** BEGIN DOCUMENT SEGMENT **

To solve the given initial value problem:

$(1 - 3t) \frac{dy}{dt} - y = 0, \quad y(2) = -6$

we proceed step by step.

Step 1: Rearranging the Equation

We can rewrite the equation in a form that is easier to handle. Begin by isolating the derivative $\frac{dy}{dt}$:

$(1 - 3t) \frac{dy}{dt} = y$

$\frac{dy}{dt} = \frac{y}{1 - 3t}$

This is a separable differential equation, so we can separate the variables $y$ and $t$.

Step 2: Separating Variables

We rearrange the equation to separate the variables:

$\frac{dy}{y} = \frac{dt}{1 - 3t}$

Step 3: Integrating Both Sides

Now, we integrate both sides:

$\int \frac{1}{y} \, dy = \int \frac{1}{1 - 3t} \, dt$

The integral on the left-hand side is straightforward:

$\ln|y| = \int \frac{1}{1 - 3t} \, dt$

For the integral on the right-hand side, use substitution. Let $u = 1 - 3t$, so $du = -3dt$, and $dt = -\frac{du}{3}$.

** END DOCUMENT SEGMENT **
** BEGIN LISTED ENTRIES **

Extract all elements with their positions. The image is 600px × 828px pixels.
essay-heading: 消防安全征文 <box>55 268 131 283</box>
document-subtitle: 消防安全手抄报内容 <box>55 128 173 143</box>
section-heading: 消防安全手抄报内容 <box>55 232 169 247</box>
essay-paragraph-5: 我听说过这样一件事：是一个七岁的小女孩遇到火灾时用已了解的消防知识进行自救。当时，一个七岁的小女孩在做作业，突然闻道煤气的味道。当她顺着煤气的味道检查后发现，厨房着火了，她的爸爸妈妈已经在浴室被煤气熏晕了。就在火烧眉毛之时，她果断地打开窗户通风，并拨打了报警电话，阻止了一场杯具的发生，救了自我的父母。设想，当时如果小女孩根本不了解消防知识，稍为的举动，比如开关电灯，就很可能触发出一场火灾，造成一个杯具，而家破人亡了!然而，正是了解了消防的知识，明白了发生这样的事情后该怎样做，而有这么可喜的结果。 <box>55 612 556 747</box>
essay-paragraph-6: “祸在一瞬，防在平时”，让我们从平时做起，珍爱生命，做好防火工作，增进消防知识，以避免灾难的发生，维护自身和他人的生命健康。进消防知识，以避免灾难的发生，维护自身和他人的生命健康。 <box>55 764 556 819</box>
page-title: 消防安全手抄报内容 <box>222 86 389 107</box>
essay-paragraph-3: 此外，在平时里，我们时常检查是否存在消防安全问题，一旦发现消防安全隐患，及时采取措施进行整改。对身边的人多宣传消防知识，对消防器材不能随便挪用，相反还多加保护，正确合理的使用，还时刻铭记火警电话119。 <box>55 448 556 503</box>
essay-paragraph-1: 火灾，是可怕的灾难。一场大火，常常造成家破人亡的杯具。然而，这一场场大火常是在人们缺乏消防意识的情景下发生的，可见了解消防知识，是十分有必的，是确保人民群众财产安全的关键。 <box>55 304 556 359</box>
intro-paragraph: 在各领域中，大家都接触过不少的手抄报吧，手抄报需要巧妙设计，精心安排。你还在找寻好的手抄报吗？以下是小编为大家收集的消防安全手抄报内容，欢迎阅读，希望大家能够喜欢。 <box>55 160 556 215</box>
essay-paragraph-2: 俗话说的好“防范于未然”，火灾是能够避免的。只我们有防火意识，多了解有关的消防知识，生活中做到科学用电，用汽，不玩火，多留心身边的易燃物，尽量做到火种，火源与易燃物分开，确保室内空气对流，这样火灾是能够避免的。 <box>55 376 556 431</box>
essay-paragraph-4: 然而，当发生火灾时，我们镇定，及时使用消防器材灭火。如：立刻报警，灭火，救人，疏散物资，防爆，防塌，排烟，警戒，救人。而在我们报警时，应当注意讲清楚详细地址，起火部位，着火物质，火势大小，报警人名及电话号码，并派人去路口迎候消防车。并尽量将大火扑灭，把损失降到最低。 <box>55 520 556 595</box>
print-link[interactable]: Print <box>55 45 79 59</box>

** END LISTED ENTRIES **

Copy the stretch of the initial value problem solution from "Step 1: Rearranging" through "variables $y$ and $t$.", substituting "rate of change" for "derivative".

* [SOLUTION]:
Step 1: Rearranging the Equation

We can rewrite the equation in a form that is easier to handle. Begin by isolating the rate of change $\frac{dy}{dt}$:

$(1 - 3t) \frac{dy}{dt} = y$

$\frac{dy}{dt} = \frac{y}{1 - 3t}$

This is a separable differential equation, so we can separate the variables $y$ and $t$.